▸ AIM
Reproduce the records exactly, starting with the line that contains "- arrow-line-right: [431, 233, 504, 236]" and continuing through the line that contains "Annotate this image: element".

---- STORED DATA

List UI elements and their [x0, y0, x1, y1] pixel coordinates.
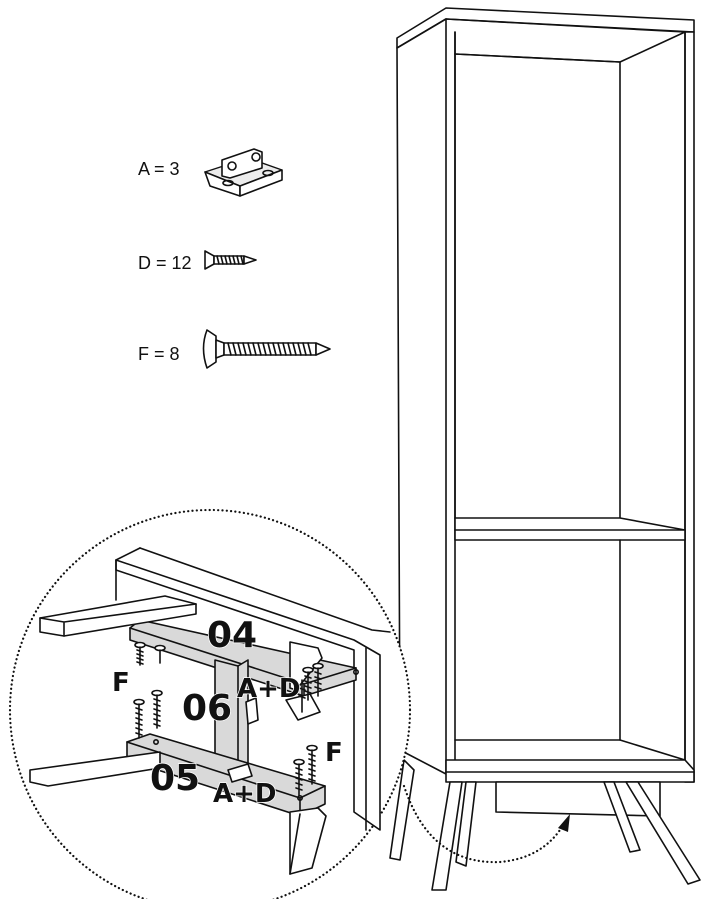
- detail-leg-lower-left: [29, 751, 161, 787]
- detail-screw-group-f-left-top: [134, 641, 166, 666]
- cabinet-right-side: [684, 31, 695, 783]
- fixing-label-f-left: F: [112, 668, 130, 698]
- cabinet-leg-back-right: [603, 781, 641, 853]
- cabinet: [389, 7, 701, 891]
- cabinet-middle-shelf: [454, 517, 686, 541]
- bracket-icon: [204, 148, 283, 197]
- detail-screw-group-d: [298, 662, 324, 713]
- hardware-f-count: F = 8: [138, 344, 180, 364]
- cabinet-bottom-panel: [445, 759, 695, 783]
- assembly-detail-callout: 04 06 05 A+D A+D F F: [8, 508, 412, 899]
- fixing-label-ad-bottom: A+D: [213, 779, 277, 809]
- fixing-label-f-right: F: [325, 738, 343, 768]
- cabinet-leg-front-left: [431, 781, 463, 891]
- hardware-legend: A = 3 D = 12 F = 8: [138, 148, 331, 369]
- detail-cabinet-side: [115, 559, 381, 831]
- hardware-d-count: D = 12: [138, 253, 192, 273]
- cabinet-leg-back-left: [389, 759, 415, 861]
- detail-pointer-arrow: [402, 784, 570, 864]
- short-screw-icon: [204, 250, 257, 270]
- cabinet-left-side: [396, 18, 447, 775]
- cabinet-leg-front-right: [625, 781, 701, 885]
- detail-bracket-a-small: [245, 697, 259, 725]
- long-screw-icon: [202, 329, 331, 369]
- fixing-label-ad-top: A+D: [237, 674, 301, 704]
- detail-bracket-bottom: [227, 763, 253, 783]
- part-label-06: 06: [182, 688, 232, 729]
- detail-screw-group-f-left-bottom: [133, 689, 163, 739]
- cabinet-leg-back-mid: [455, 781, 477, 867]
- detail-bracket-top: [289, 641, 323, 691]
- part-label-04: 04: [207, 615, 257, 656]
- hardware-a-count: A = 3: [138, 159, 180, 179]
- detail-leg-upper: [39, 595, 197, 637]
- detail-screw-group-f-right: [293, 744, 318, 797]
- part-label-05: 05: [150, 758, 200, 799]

--------
---- STORED DATA

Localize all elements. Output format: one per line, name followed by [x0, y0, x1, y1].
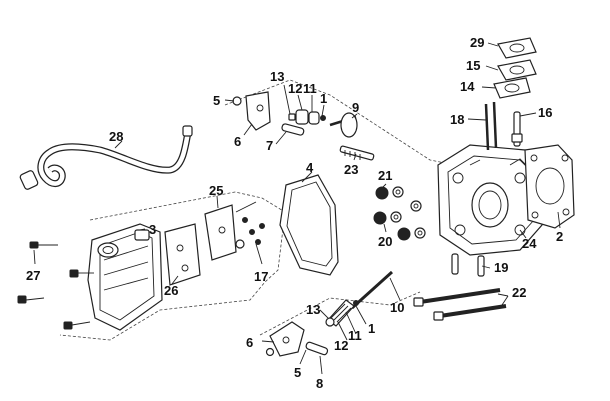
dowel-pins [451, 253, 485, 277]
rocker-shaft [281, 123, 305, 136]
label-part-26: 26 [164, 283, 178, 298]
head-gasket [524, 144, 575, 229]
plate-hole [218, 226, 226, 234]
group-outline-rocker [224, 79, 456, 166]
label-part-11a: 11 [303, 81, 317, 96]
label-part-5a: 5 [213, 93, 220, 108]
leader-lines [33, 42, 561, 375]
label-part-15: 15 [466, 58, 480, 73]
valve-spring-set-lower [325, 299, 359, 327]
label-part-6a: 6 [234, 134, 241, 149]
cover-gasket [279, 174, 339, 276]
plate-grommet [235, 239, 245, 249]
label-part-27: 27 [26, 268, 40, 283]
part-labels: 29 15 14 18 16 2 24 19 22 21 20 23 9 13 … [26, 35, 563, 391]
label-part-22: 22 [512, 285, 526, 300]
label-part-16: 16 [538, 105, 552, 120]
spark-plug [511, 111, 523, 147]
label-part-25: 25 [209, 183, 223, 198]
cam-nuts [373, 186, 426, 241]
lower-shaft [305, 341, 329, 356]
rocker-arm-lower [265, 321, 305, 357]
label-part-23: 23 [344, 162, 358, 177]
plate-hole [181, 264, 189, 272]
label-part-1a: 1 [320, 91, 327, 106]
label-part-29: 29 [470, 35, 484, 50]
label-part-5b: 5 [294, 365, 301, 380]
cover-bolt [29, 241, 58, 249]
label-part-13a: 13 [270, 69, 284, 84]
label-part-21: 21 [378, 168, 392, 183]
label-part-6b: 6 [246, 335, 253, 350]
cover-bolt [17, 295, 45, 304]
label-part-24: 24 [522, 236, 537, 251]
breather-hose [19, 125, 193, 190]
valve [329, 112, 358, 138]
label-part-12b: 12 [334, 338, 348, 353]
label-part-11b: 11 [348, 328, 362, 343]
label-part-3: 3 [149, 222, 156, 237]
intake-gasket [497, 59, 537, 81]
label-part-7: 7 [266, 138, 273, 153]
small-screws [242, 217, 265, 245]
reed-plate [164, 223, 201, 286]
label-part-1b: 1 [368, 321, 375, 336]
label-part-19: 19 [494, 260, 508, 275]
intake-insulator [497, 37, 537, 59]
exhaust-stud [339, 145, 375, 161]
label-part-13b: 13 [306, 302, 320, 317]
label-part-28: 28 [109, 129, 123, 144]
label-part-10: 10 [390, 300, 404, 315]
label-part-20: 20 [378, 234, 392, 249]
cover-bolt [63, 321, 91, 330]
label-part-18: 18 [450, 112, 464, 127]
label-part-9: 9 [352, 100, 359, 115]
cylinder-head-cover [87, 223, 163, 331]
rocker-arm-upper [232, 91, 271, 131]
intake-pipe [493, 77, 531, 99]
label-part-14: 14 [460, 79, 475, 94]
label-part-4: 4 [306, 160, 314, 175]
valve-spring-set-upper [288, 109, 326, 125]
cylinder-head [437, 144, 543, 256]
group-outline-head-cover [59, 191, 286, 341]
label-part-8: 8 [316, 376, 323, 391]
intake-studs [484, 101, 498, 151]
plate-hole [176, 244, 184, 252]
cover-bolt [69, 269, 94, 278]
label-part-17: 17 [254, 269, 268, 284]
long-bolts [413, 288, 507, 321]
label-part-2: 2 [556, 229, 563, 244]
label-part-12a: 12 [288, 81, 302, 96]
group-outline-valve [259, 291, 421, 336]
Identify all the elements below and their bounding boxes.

--------
---- STORED DATA

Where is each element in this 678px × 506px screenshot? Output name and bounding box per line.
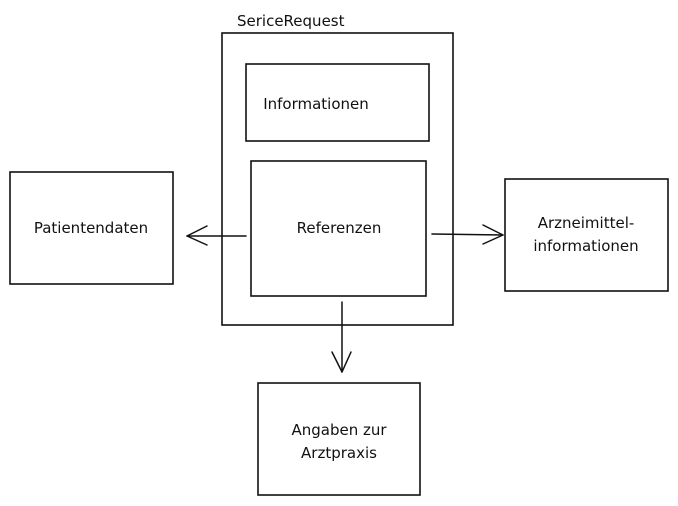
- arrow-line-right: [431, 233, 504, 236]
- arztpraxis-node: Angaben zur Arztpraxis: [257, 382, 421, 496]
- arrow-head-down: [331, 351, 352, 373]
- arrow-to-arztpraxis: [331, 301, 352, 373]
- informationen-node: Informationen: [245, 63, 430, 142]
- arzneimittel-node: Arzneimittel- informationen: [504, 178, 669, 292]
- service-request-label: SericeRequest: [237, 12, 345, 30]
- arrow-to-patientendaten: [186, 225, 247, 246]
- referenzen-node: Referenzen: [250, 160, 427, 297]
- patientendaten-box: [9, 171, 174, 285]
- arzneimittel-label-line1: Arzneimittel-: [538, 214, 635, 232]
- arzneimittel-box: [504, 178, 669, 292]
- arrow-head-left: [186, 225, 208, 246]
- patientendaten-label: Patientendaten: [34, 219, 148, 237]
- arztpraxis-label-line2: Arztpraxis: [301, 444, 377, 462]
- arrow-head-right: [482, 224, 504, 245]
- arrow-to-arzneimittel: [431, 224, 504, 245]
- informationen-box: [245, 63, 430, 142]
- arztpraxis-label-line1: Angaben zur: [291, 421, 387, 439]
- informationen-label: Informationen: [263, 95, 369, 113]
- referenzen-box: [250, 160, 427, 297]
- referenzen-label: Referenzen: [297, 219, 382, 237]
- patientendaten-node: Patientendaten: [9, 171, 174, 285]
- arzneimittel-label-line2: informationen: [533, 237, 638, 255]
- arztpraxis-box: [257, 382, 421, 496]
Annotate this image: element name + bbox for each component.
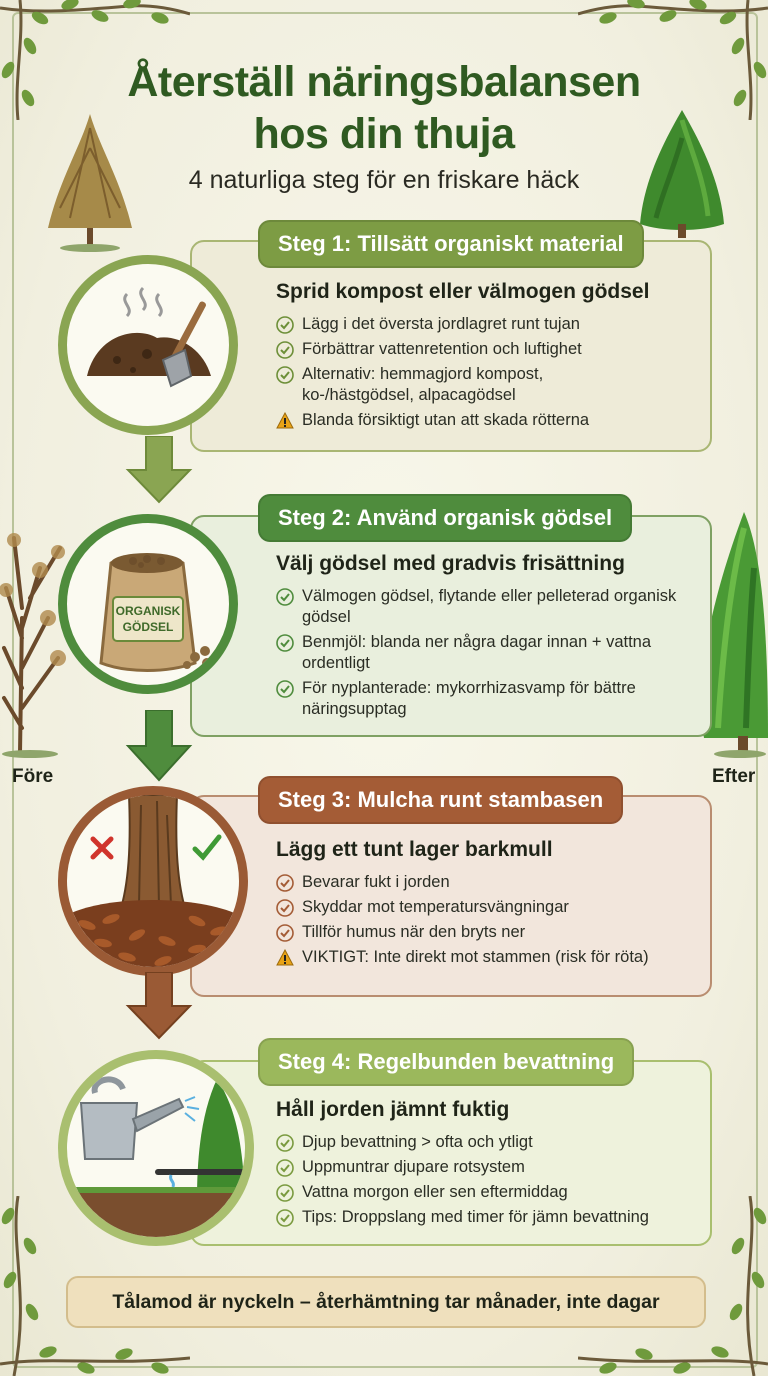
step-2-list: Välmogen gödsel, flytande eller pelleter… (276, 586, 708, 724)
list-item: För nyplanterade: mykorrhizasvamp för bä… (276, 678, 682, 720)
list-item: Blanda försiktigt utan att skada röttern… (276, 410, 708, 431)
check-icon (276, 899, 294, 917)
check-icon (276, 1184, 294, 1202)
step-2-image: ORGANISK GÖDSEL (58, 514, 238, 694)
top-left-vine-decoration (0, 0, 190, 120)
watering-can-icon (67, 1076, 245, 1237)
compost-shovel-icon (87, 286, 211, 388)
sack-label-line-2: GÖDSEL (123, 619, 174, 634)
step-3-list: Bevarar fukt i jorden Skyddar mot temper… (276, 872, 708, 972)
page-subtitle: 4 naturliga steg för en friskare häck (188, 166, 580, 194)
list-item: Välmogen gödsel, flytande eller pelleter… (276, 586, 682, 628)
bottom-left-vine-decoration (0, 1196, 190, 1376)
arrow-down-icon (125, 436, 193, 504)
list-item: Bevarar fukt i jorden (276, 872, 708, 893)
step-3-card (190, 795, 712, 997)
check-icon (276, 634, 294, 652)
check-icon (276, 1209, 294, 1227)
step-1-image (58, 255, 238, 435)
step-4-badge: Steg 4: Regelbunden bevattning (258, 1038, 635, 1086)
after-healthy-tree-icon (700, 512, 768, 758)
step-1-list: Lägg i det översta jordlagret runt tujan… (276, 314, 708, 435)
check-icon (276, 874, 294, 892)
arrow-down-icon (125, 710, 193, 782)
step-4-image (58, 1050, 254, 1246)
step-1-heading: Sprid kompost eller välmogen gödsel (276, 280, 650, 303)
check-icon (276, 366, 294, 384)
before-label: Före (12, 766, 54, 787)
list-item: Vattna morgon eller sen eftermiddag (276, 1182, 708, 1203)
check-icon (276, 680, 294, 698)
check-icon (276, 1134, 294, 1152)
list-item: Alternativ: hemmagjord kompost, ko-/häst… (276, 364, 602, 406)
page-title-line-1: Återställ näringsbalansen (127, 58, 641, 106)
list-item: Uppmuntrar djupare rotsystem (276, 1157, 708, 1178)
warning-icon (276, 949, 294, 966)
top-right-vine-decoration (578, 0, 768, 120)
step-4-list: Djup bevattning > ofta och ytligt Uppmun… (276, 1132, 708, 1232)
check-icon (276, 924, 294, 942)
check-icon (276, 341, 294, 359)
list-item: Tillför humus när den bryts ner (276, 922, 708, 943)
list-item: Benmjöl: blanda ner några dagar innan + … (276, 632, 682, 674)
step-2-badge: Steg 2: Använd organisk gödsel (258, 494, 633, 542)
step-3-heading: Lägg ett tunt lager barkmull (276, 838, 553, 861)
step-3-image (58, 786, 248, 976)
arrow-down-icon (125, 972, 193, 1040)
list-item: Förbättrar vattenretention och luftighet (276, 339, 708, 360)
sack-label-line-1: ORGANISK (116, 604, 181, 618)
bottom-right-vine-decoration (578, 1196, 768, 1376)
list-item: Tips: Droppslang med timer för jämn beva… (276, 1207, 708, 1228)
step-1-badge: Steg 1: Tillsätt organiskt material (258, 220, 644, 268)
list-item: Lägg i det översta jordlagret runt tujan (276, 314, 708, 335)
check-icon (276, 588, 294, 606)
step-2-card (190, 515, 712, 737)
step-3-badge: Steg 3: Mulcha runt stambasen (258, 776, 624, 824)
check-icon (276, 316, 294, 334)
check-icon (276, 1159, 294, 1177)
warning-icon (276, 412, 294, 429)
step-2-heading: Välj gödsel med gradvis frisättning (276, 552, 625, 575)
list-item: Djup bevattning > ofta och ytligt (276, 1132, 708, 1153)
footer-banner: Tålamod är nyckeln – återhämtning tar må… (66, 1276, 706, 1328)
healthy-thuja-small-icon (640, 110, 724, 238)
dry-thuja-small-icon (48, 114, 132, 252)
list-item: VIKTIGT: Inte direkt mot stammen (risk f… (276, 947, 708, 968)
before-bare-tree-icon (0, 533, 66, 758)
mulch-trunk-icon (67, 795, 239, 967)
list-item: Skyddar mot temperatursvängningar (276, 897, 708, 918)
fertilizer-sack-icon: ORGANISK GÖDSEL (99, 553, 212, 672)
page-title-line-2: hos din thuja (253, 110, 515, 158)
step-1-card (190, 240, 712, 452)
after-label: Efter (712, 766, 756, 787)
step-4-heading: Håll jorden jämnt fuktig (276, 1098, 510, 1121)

--------

▸ SOLUTION TO THIS EXERCISE
- arrow-line-right: [431, 233, 504, 236]
- arztpraxis-node: Angaben zur Arztpraxis: [257, 382, 421, 496]
- arrow-head-down: [331, 351, 352, 373]
- arrow-to-arztpraxis: [331, 301, 352, 373]
- informationen-node: Informationen: [245, 63, 430, 142]
- arzneimittel-node: Arzneimittel- informationen: [504, 178, 669, 292]
- service-request-label: SericeRequest: [237, 12, 345, 30]
- arrow-to-patientendaten: [186, 225, 247, 246]
- referenzen-node: Referenzen: [250, 160, 427, 297]
- patientendaten-box: [9, 171, 174, 285]
- arzneimittel-label-line1: Arzneimittel-: [538, 214, 635, 232]
- arzneimittel-box: [504, 178, 669, 292]
- arrow-head-left: [186, 225, 208, 246]
- patientendaten-label: Patientendaten: [34, 219, 148, 237]
- arztpraxis-label-line2: Arztpraxis: [301, 444, 377, 462]
- arrow-head-right: [482, 224, 504, 245]
- arrow-to-arzneimittel: [431, 224, 504, 245]
- informationen-box: [245, 63, 430, 142]
- arztpraxis-label-line1: Angaben zur: [291, 421, 387, 439]
- informationen-label: Informationen: [263, 95, 369, 113]
- referenzen-box: [250, 160, 427, 297]
- referenzen-label: Referenzen: [297, 219, 382, 237]
- patientendaten-node: Patientendaten: [9, 171, 174, 285]
- arzneimittel-label-line2: informationen: [533, 237, 638, 255]
- arztpraxis-box: [257, 382, 421, 496]
Annotate this image: element name + bbox for each component.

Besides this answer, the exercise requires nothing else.